● Work required
Extract all records. Keep each one exact.

● Recorded information
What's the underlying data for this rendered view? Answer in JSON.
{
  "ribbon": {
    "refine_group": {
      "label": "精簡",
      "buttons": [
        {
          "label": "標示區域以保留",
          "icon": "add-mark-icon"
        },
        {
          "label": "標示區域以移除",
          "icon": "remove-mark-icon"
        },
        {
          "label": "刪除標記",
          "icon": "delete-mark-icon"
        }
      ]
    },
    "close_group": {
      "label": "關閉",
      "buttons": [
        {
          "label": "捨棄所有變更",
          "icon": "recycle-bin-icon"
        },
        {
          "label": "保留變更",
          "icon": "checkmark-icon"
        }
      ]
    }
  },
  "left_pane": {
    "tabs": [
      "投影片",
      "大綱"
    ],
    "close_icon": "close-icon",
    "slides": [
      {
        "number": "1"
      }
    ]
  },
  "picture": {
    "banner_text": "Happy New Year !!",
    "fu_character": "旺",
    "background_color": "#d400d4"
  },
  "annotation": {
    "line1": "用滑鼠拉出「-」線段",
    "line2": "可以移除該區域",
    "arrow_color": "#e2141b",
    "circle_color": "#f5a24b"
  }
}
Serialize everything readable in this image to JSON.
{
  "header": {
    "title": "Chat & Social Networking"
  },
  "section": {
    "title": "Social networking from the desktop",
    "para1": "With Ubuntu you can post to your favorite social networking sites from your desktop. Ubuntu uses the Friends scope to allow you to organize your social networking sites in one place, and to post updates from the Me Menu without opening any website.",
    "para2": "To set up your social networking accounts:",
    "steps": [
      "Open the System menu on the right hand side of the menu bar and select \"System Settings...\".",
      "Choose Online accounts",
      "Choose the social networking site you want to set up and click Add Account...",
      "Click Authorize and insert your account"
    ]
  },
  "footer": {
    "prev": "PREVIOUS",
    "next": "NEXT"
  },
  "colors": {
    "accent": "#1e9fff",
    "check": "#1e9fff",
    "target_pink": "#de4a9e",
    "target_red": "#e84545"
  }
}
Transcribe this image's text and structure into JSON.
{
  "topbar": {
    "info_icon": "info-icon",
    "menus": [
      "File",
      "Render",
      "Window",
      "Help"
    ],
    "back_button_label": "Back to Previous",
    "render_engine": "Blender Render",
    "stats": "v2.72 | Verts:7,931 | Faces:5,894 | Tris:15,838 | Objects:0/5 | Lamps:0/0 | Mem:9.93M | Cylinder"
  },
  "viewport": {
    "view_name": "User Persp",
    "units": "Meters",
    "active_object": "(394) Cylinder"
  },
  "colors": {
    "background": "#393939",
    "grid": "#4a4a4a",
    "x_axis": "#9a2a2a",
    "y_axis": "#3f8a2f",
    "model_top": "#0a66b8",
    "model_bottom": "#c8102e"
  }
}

● Correct response
What's the underlying data for this rendered view? Answer in JSON.
{
  "ribbon": {
    "refine_group": {
      "label": "精簡",
      "buttons": [
        {
          "label": "標示區域以保留",
          "icon": "add-mark-icon"
        },
        {
          "label": "標示區域以移除",
          "icon": "remove-mark-icon"
        },
        {
          "label": "刪除標記",
          "icon": "delete-mark-icon"
        }
      ]
    },
    "close_group": {
      "label": "關閉",
      "buttons": [
        {
          "label": "捨棄所有變更",
          "icon": "recycle-bin-icon"
        },
        {
          "label": "保留變更",
          "icon": "checkmark-icon"
        }
      ]
    }
  },
  "left_pane": {
    "tabs": [
      "投影片",
      "大綱"
    ],
    "close_icon": "close-icon",
    "slides": [
      {
        "number": "1"
      }
    ]
  },
  "picture": {
    "banner_text": "Happy New Year !!",
    "fu_character": "旺",
    "background_color": "#d400d4"
  },
  "annotation": {
    "line1": "用滑鼠拉出「-」線段",
    "line2": "可以移除該區域",
    "arrow_color": "#e2141b",
    "circle_color": "#f5a24b"
  }
}
Serialize everything readable in this image to JSON.
{
  "header": {
    "title": "Chat & Social Networking"
  },
  "section": {
    "title": "Social networking from the desktop",
    "para1": "With Ubuntu you can post to your favorite social networking sites from your desktop. Ubuntu uses the Friends scope to allow you to organize your social networking sites in one place, and to post updates from the Me Menu without opening any website.",
    "para2": "To set up your social networking accounts:",
    "steps": [
      "Open the System menu on the right hand side of the menu bar and select \"System Settings...\".",
      "Choose Online accounts",
      "Choose the social networking site you want to set up and click Add Account...",
      "Click Authorize and insert your account"
    ]
  },
  "footer": {
    "prev": "PREVIOUS",
    "next": "NEXT"
  },
  "colors": {
    "accent": "#1e9fff",
    "check": "#1e9fff",
    "target_pink": "#de4a9e",
    "target_red": "#e84545"
  }
}
Transcribe this image's text and structure into JSON.
{
  "topbar": {
    "info_icon": "info-icon",
    "menus": [
      "File",
      "Render",
      "Window",
      "Help"
    ],
    "back_button_label": "Back to Previous",
    "render_engine": "Blender Render",
    "stats": "v2.72 | Verts:7,931 | Faces:5,894 | Tris:15,838 | Objects:0/5 | Lamps:0/0 | Mem:9.93M | Cylinder"
  },
  "viewport": {
    "view_name": "User Persp",
    "units": "Meters",
    "active_object": "(394) Cylinder"
  },
  "colors": {
    "background": "#393939",
    "grid": "#4a4a4a",
    "x_axis": "#9a2a2a",
    "y_axis": "#3f8a2f",
    "model_top": "#0a66b8",
    "model_bottom": "#c8102e"
  }
}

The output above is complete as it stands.